Start of Given entries

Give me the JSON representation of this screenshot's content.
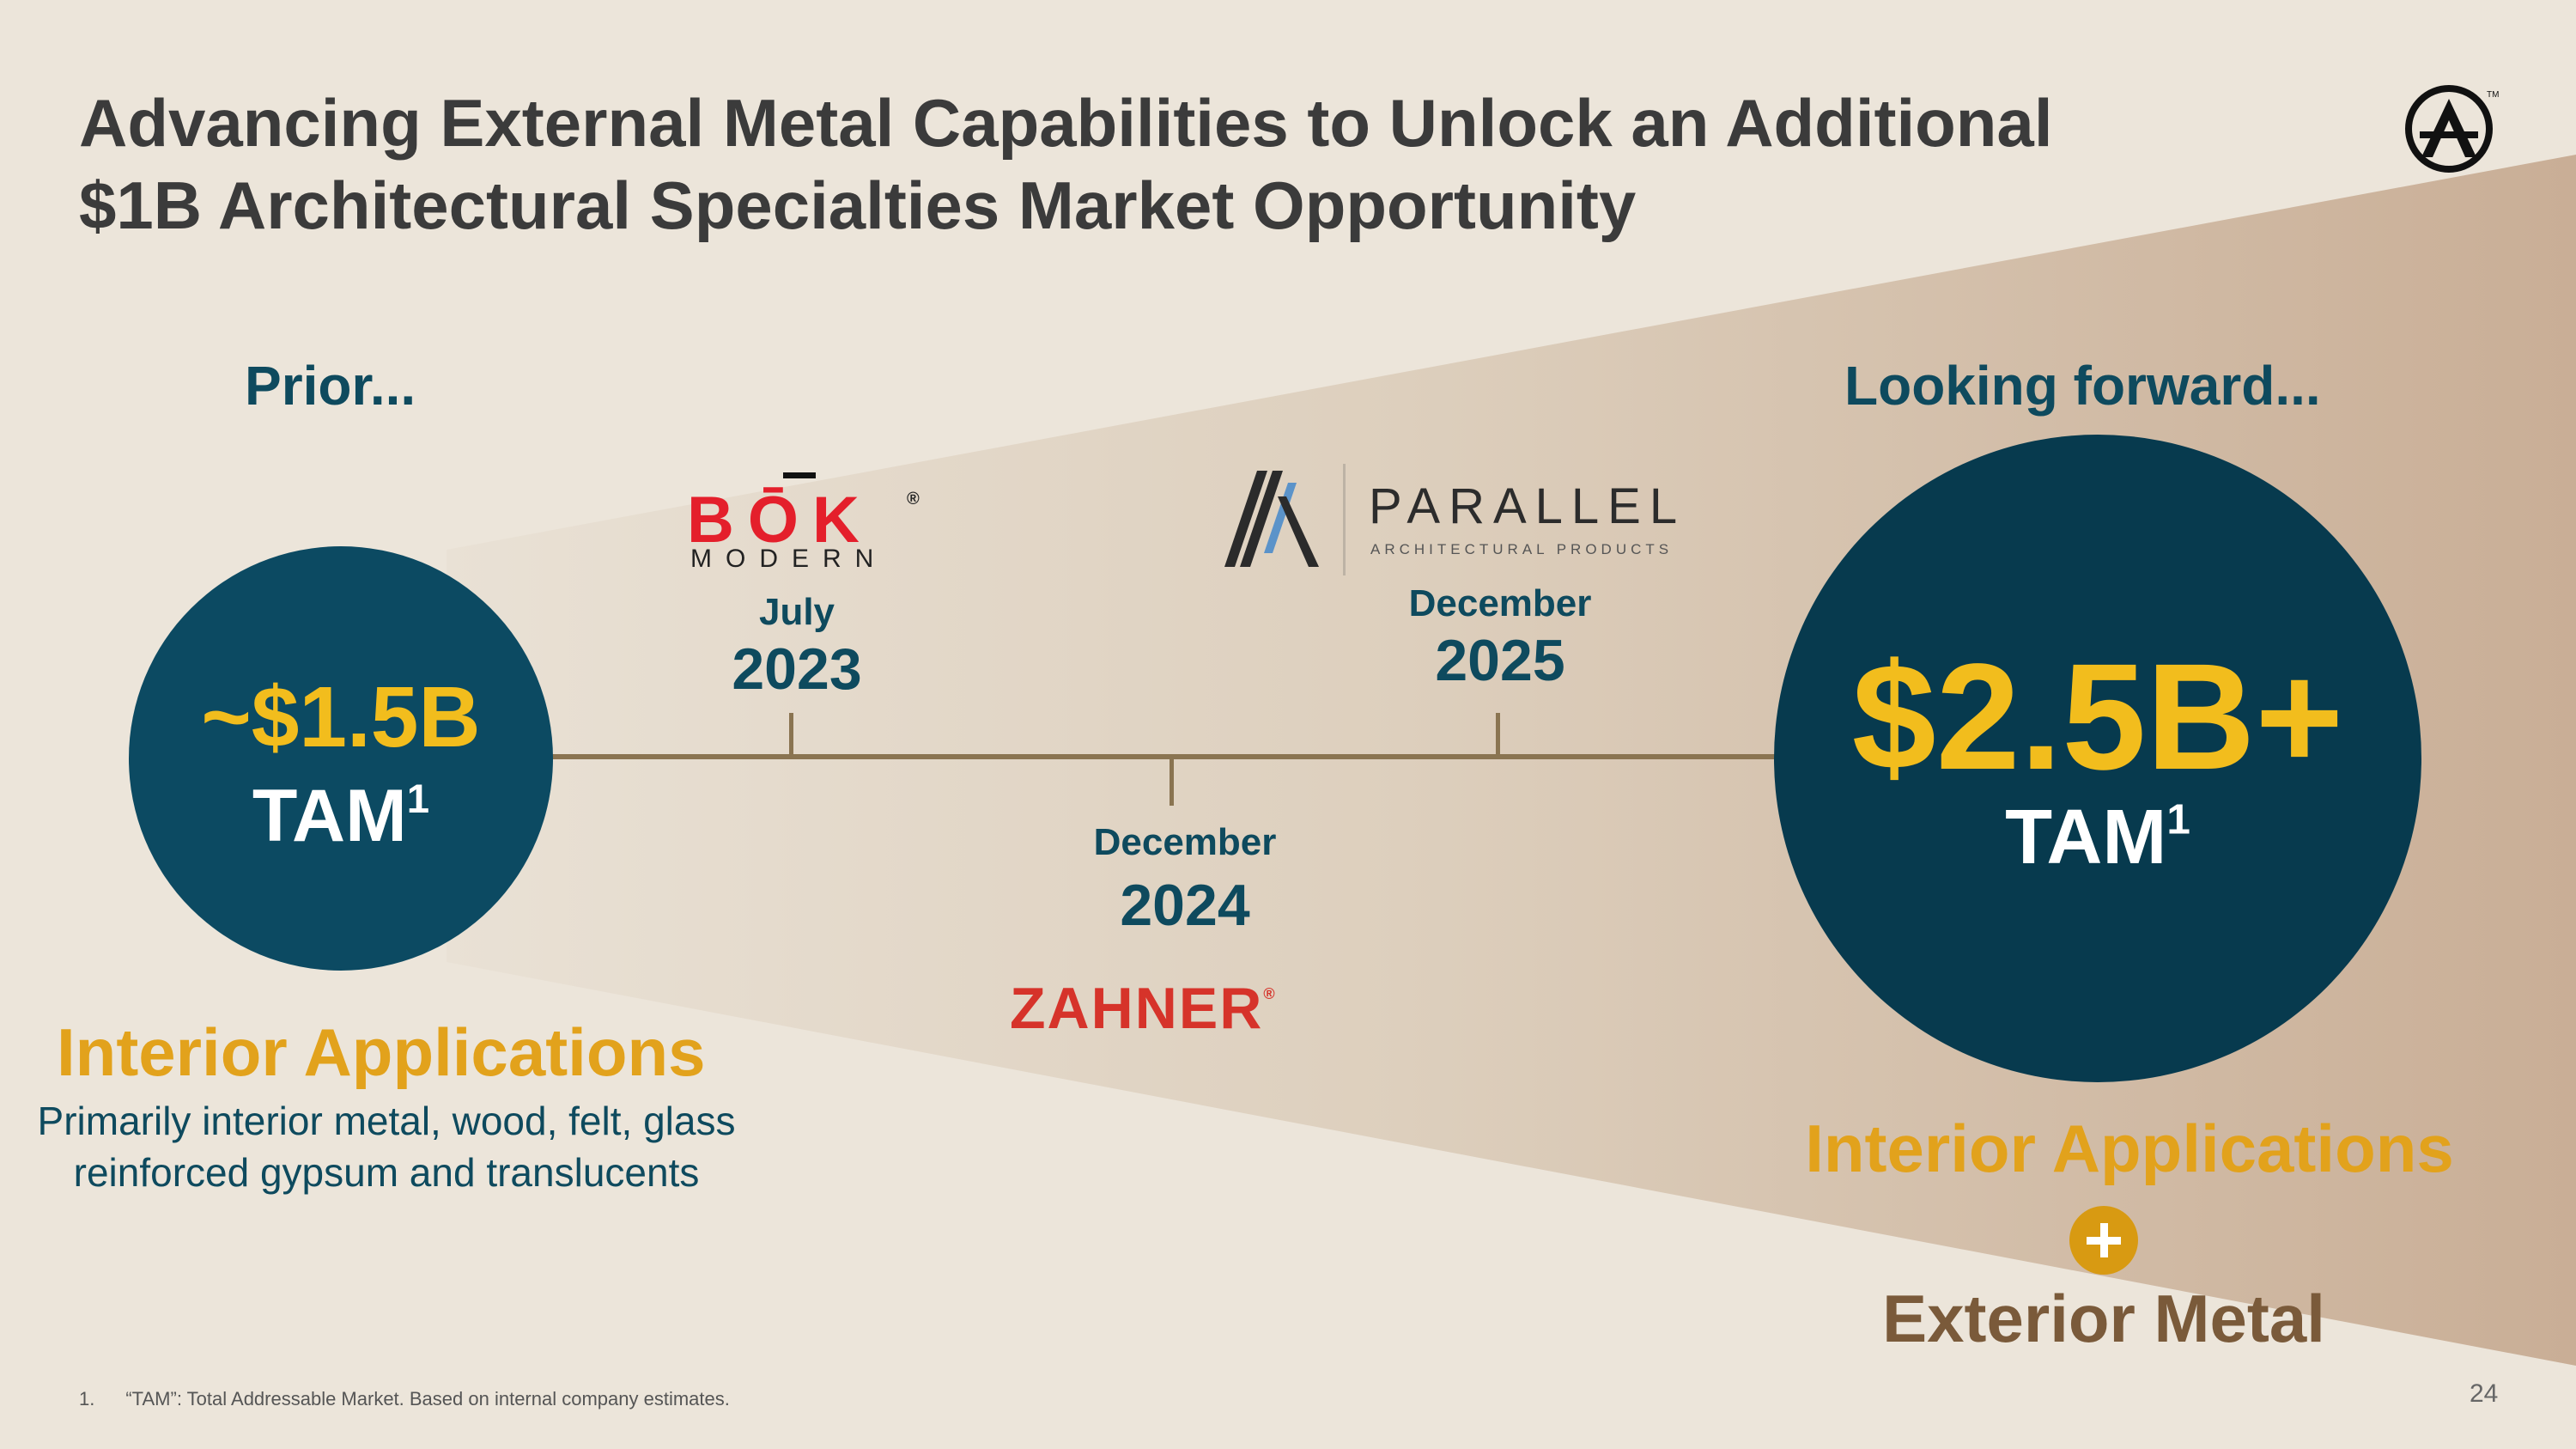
{
  "slide": {
    "title_line1": "Advancing External Metal Capabilities to Unlock an Additional",
    "title_line2": "$1B Architectural Specialties Market Opportunity",
    "page_number": "24"
  },
  "prior": {
    "label": "Prior...",
    "tam_value": "~$1.5B",
    "tam_label": "TAM",
    "tam_footnote": "1",
    "applications_title": "Interior Applications",
    "applications_desc_line1": "Primarily interior metal, wood, felt, glass",
    "applications_desc_line2": "reinforced gypsum and translucents"
  },
  "forward": {
    "label": "Looking forward...",
    "tam_value": "$2.5B+",
    "tam_label": "TAM",
    "tam_footnote": "1",
    "applications_title": "Interior Applications",
    "plus": "+",
    "exterior_title": "Exterior Metal"
  },
  "acquisitions": [
    {
      "month": "July",
      "year": "2023",
      "logo_name": "BŌK",
      "logo_sub": "MODERN",
      "logo_reg": "®"
    },
    {
      "month": "December",
      "year": "2024",
      "logo_name": "ZAHNER",
      "logo_reg": "®"
    },
    {
      "month": "December",
      "year": "2025",
      "logo_name": "PARALLEL",
      "logo_sub": "ARCHITECTURAL PRODUCTS"
    }
  ],
  "footnote": {
    "number": "1.",
    "text": "“TAM”: Total Addressable Market. Based on internal company estimates."
  },
  "colors": {
    "background": "#ece5da",
    "navy": "#0c4a62",
    "dark_navy": "#073a4e",
    "gold": "#f2bd1d",
    "orange": "#e2a21c",
    "brown": "#7a5a3a",
    "timeline": "#8a7451",
    "bok_red": "#e41f2b",
    "zahner_red": "#d6332a"
  },
  "icons": {
    "brand": "circled-a-logo",
    "parallel": "parallel-stripes-logo",
    "plus": "plus-icon"
  }
}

End of Given entries

**Task objective:** Return all of the entries exactly as written, but drop any pictures they hold.

**Full solution:**
Give me the JSON representation of this screenshot's content.
{
  "slide": {
    "title_line1": "Advancing External Metal Capabilities to Unlock an Additional",
    "title_line2": "$1B Architectural Specialties Market Opportunity",
    "page_number": "24"
  },
  "prior": {
    "label": "Prior...",
    "tam_value": "~$1.5B",
    "tam_label": "TAM",
    "tam_footnote": "1",
    "applications_title": "Interior Applications",
    "applications_desc_line1": "Primarily interior metal, wood, felt, glass",
    "applications_desc_line2": "reinforced gypsum and translucents"
  },
  "forward": {
    "label": "Looking forward...",
    "tam_value": "$2.5B+",
    "tam_label": "TAM",
    "tam_footnote": "1",
    "applications_title": "Interior Applications",
    "plus": "+",
    "exterior_title": "Exterior Metal"
  },
  "acquisitions": [
    {
      "month": "July",
      "year": "2023",
      "logo_name": "BŌK",
      "logo_sub": "MODERN",
      "logo_reg": "®"
    },
    {
      "month": "December",
      "year": "2024",
      "logo_name": "ZAHNER",
      "logo_reg": "®"
    },
    {
      "month": "December",
      "year": "2025",
      "logo_name": "PARALLEL",
      "logo_sub": "ARCHITECTURAL PRODUCTS"
    }
  ],
  "footnote": {
    "number": "1.",
    "text": "“TAM”: Total Addressable Market. Based on internal company estimates."
  },
  "colors": {
    "background": "#ece5da",
    "navy": "#0c4a62",
    "dark_navy": "#073a4e",
    "gold": "#f2bd1d",
    "orange": "#e2a21c",
    "brown": "#7a5a3a",
    "timeline": "#8a7451",
    "bok_red": "#e41f2b",
    "zahner_red": "#d6332a"
  },
  "icons": {
    "brand": "circled-a-logo",
    "parallel": "parallel-stripes-logo",
    "plus": "plus-icon"
  }
}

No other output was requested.